- EXERCISE INSTRUCTIONS
Your task is to output the entries below word for word.

- SUPPLIED DATA
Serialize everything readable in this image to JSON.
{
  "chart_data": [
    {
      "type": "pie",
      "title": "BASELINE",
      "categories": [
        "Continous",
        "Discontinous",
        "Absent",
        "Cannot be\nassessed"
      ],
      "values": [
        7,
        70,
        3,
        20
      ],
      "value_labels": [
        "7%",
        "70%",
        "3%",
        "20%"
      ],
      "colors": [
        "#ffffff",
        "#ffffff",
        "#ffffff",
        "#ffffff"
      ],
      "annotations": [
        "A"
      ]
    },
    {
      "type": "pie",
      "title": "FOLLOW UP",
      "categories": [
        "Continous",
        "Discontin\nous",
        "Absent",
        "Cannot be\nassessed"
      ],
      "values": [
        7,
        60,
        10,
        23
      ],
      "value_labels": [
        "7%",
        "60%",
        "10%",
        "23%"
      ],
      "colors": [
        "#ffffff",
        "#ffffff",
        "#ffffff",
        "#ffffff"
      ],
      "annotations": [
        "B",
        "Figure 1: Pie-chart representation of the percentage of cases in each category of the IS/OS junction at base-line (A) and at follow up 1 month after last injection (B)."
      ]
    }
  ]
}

- FINISHED EXERCISE
Serialize everything readable in this image to JSON.
{
  "chart_data": [
    {
      "type": "pie",
      "title": "BASELINE",
      "categories": [
        "Continous",
        "Discontinous",
        "Absent",
        "Cannot be\nassessed"
      ],
      "values": [
        7,
        70,
        3,
        20
      ],
      "value_labels": [
        "7%",
        "70%",
        "3%",
        "20%"
      ],
      "colors": [
        "#ffffff",
        "#ffffff",
        "#ffffff",
        "#ffffff"
      ],
      "annotations": [
        "A"
      ]
    },
    {
      "type": "pie",
      "title": "FOLLOW UP",
      "categories": [
        "Continous",
        "Discontin\nous",
        "Absent",
        "Cannot be\nassessed"
      ],
      "values": [
        7,
        60,
        10,
        23
      ],
      "value_labels": [
        "7%",
        "60%",
        "10%",
        "23%"
      ],
      "colors": [
        "#ffffff",
        "#ffffff",
        "#ffffff",
        "#ffffff"
      ],
      "annotations": [
        "B",
        "Figure 1: Pie-chart representation of the percentage of cases in each category of the IS/OS junction at base-line (A) and at follow up 1 month after last injection (B)."
      ]
    }
  ]
}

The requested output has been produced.